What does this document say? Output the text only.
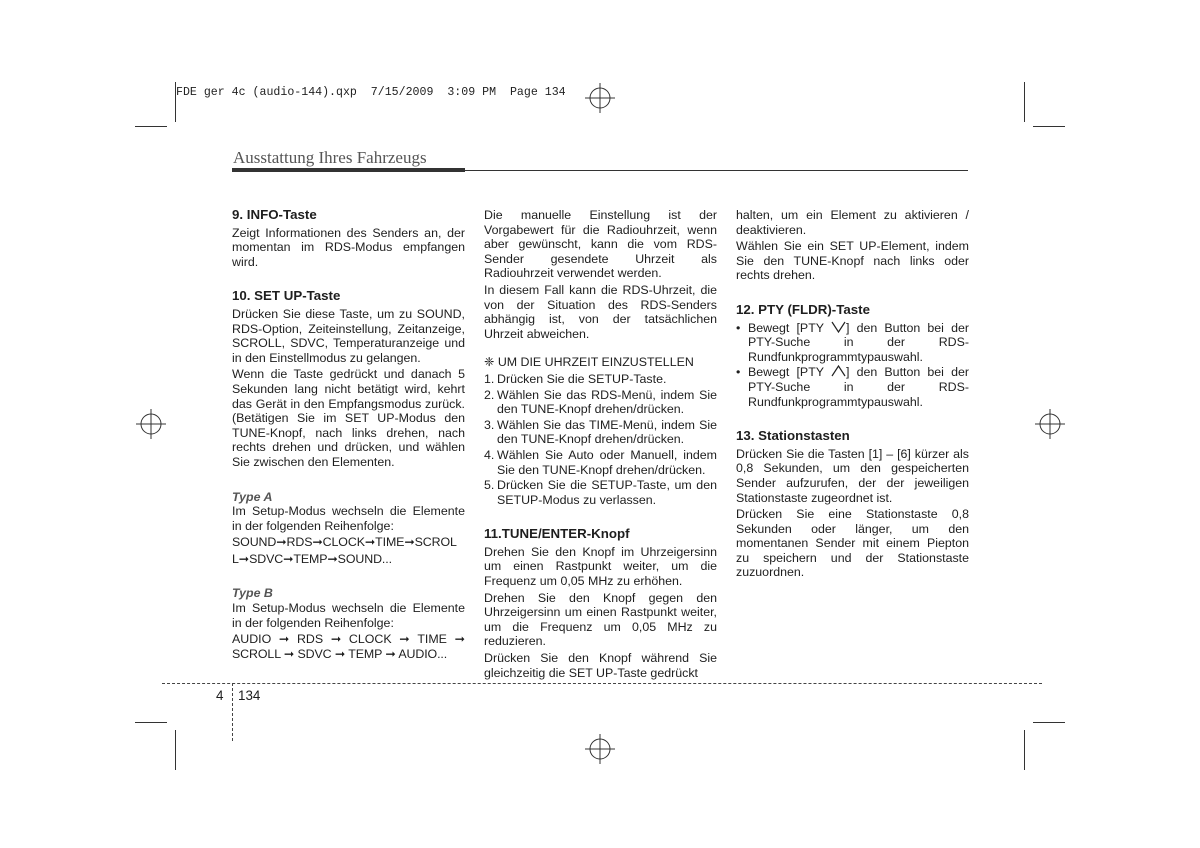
FDE ger 4c (audio-144).qxp  7/15/2009  3:09 PM  Page 134
Ausstattung Ihres Fahrzeugs
9. INFO-Taste

Zeigt Informationen des Senders an, der momentan im RDS-Modus empfangen wird.

10. SET UP-Taste

Drücken Sie diese Taste, um zu SOUND, RDS-Option, Zeiteinstellung, Zeitanzeige, SCROLL, SDVC, Temperaturanzeige und in den Einstellmodus zu gelangen.

Wenn die Taste gedrückt und danach 5 Sekunden lang nicht betätigt wird, kehrt das Gerät in den Empfangsmodus zurück. (Betätigen Sie im SET UP-Modus den TUNE-Knopf, nach links drehen, nach rechts drehen und drücken, und wählen Sie zwischen den Elementen.

Type A

Im Setup-Modus wechseln die Elemente in der folgenden Reihenfolge:

SOUND➞RDS➞CLOCK➞TIME➞SCROL

L➞SDVC➞TEMP➞SOUND...

Type B

Im Setup-Modus wechseln die Elemente in der folgenden Reihenfolge:

AUDIO ➞ RDS ➞ CLOCK ➞ TIME ➞

SCROLL ➞ SDVC ➞ TEMP ➞ AUDIO...

Die manuelle Einstellung ist der Vorgabewert für die Radiouhrzeit, wenn aber gewünscht, kann die vom RDS-Sender gesendete Uhrzeit als Radiouhrzeit verwendet werden.

In diesem Fall kann die RDS-Uhrzeit, die von der Situation des RDS-Senders abhängig ist, von der tatsächlichen Uhrzeit abweichen.

❈ UM DIE UHRZEIT EINZUSTELLEN

1. Drücken Sie die SETUP-Taste.
2. Wählen Sie das RDS-Menü, indem Sie den TUNE-Knopf drehen/drücken.
3. Wählen Sie das TIME-Menü, indem Sie den TUNE-Knopf drehen/drücken.
4. Wählen Sie Auto oder Manuell, indem Sie den TUNE-Knopf drehen/drücken.
5. Drücken Sie die SETUP-Taste, um den SETUP-Modus zu verlassen.
11.TUNE/ENTER-Knopf

Drehen Sie den Knopf im Uhrzeigersinn um einen Rastpunkt weiter, um die Frequenz um 0,05 MHz zu erhöhen.

Drehen Sie den Knopf gegen den Uhrzeigersinn um einen Rastpunkt weiter, um die Frequenz um 0,05 MHz zu reduzieren.

Drücken Sie den Knopf während Sie gleichzeitig die SET UP-Taste gedrückt

halten, um ein Element zu aktivieren / deaktivieren.

Wählen Sie ein SET UP-Element, indem Sie den TUNE-Knopf nach links oder rechts drehen.

12. PTY (FLDR)-Taste
• Bewegt [PTY ] den Button bei der PTY-Suche in der RDS-Rundfunkprogrammtypauswahl.
• Bewegt [PTY ] den Button bei der PTY-Suche in der RDS-Rundfunkprogrammtypauswahl.
13. Stationstasten

Drücken Sie die Tasten [1] – [6] kürzer als 0,8 Sekunden, um den gespeicherten Sender aufzurufen, der der jeweiligen Stationstaste zugeordnet ist.

Drücken Sie eine Stationstaste 0,8 Sekunden oder länger, um den momentanen Sender mit einem Piepton zu speichern und der Stationstaste zuzuordnen.

4 134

============================================================

Your copy should repeat each entry above exactly but contain no pictures.

# [Solution to this exercise]
What does this document say? Output the text only.
FDE ger 4c (audio-144).qxp  7/15/2009  3:09 PM  Page 134
Ausstattung Ihres Fahrzeugs
9. INFO-Taste

Zeigt Informationen des Senders an, der momentan im RDS-Modus empfangen wird.

10. SET UP-Taste

Drücken Sie diese Taste, um zu SOUND, RDS-Option, Zeiteinstellung, Zeitanzeige, SCROLL, SDVC, Temperaturanzeige und in den Einstellmodus zu gelangen.

Wenn die Taste gedrückt und danach 5 Sekunden lang nicht betätigt wird, kehrt das Gerät in den Empfangsmodus zurück. (Betätigen Sie im SET UP-Modus den TUNE-Knopf, nach links drehen, nach rechts drehen und drücken, und wählen Sie zwischen den Elementen.

Type A

Im Setup-Modus wechseln die Elemente in der folgenden Reihenfolge:

SOUND➞RDS➞CLOCK➞TIME➞SCROL

L➞SDVC➞TEMP➞SOUND...

Type B

Im Setup-Modus wechseln die Elemente in der folgenden Reihenfolge:

AUDIO ➞ RDS ➞ CLOCK ➞ TIME ➞

SCROLL ➞ SDVC ➞ TEMP ➞ AUDIO...

Die manuelle Einstellung ist der Vorgabewert für die Radiouhrzeit, wenn aber gewünscht, kann die vom RDS-Sender gesendete Uhrzeit als Radiouhrzeit verwendet werden.

In diesem Fall kann die RDS-Uhrzeit, die von der Situation des RDS-Senders abhängig ist, von der tatsächlichen Uhrzeit abweichen.

❈ UM DIE UHRZEIT EINZUSTELLEN

1. Drücken Sie die SETUP-Taste.
2. Wählen Sie das RDS-Menü, indem Sie den TUNE-Knopf drehen/drücken.
3. Wählen Sie das TIME-Menü, indem Sie den TUNE-Knopf drehen/drücken.
4. Wählen Sie Auto oder Manuell, indem Sie den TUNE-Knopf drehen/drücken.
5. Drücken Sie die SETUP-Taste, um den SETUP-Modus zu verlassen.
11.TUNE/ENTER-Knopf

Drehen Sie den Knopf im Uhrzeigersinn um einen Rastpunkt weiter, um die Frequenz um 0,05 MHz zu erhöhen.

Drehen Sie den Knopf gegen den Uhrzeigersinn um einen Rastpunkt weiter, um die Frequenz um 0,05 MHz zu reduzieren.

Drücken Sie den Knopf während Sie gleichzeitig die SET UP-Taste gedrückt

halten, um ein Element zu aktivieren / deaktivieren.

Wählen Sie ein SET UP-Element, indem Sie den TUNE-Knopf nach links oder rechts drehen.

12. PTY (FLDR)-Taste
• Bewegt [PTY ] den Button bei der PTY-Suche in der RDS-Rundfunkprogrammtypauswahl.
• Bewegt [PTY ] den Button bei der PTY-Suche in der RDS-Rundfunkprogrammtypauswahl.
13. Stationstasten

Drücken Sie die Tasten [1] – [6] kürzer als 0,8 Sekunden, um den gespeicherten Sender aufzurufen, der der jeweiligen Stationstaste zugeordnet ist.

Drücken Sie eine Stationstaste 0,8 Sekunden oder länger, um den momentanen Sender mit einem Piepton zu speichern und der Stationstaste zuzuordnen.

4 134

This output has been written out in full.